## WORK TO BE COMPLETED:
Check every line of the entries below for the word "JSON", and copy the ones that have it.

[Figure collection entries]
begin

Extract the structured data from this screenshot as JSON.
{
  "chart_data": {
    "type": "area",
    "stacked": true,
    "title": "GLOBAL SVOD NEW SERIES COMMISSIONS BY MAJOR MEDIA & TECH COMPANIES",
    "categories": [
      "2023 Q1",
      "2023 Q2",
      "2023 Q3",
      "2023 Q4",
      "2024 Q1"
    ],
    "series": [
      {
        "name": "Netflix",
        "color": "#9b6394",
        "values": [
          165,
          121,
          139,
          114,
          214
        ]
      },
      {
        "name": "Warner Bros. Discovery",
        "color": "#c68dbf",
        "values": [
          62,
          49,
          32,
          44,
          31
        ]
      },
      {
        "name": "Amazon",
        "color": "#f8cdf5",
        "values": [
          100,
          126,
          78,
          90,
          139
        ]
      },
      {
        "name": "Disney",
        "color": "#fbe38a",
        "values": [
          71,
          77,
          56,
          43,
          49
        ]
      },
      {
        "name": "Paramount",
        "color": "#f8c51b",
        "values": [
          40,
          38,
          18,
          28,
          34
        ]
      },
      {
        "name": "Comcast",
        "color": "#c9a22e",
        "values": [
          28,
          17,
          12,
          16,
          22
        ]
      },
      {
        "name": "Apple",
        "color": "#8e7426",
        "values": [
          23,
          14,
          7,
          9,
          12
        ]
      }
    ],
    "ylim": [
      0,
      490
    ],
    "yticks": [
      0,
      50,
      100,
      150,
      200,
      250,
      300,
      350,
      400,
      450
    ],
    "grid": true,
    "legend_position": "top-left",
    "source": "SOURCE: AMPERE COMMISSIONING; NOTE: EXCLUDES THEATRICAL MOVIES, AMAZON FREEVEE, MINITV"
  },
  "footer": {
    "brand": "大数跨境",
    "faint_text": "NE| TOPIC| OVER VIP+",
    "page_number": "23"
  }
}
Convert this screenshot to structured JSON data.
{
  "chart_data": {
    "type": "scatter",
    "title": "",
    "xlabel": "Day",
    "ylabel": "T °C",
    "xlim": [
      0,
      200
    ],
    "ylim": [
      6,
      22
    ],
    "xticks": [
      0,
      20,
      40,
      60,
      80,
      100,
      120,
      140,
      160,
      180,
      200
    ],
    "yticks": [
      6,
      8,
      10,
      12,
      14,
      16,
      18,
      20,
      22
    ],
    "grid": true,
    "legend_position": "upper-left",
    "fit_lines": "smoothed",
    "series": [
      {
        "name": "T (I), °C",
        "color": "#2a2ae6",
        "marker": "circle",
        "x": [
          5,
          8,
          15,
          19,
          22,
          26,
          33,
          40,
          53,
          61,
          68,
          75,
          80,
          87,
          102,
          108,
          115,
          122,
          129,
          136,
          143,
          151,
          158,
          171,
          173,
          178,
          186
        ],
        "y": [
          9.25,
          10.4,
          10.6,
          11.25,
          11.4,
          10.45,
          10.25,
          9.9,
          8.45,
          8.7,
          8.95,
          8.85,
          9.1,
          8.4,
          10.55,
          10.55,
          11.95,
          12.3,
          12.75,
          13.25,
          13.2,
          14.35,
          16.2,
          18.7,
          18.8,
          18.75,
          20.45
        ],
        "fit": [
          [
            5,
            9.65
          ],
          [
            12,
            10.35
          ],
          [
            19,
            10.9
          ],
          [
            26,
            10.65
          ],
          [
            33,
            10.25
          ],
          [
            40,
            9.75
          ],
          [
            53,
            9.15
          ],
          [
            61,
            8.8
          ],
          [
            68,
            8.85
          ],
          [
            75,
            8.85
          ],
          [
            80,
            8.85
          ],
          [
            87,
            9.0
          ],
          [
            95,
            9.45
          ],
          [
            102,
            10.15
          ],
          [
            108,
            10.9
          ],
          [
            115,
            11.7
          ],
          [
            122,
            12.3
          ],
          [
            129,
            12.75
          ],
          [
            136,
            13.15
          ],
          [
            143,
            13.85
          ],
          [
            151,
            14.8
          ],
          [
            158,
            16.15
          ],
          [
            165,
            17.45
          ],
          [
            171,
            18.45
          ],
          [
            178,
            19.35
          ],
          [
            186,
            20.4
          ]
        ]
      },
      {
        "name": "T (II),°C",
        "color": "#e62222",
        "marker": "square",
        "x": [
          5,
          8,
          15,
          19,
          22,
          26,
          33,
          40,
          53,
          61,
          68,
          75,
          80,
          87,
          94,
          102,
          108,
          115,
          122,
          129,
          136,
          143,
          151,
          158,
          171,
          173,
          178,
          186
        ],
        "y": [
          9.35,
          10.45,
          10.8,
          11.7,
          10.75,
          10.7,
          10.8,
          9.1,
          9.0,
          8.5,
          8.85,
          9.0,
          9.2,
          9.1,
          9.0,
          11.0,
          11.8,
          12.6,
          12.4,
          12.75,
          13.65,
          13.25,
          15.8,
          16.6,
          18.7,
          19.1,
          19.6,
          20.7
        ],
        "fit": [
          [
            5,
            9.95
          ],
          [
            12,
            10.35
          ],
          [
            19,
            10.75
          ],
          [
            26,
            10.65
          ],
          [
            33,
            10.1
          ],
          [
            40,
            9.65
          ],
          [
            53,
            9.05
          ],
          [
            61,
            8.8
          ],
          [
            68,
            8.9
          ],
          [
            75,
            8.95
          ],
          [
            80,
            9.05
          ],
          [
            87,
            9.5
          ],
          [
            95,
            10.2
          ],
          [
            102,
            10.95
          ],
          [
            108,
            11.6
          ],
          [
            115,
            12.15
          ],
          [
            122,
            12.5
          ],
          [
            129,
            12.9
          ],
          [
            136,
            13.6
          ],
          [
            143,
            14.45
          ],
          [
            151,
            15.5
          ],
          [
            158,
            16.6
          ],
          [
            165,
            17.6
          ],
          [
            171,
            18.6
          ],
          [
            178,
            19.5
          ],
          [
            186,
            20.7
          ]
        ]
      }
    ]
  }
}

end

## TASK OUTPUT:
Extract the structured data from this screenshot as JSON.
Convert this screenshot to structured JSON data.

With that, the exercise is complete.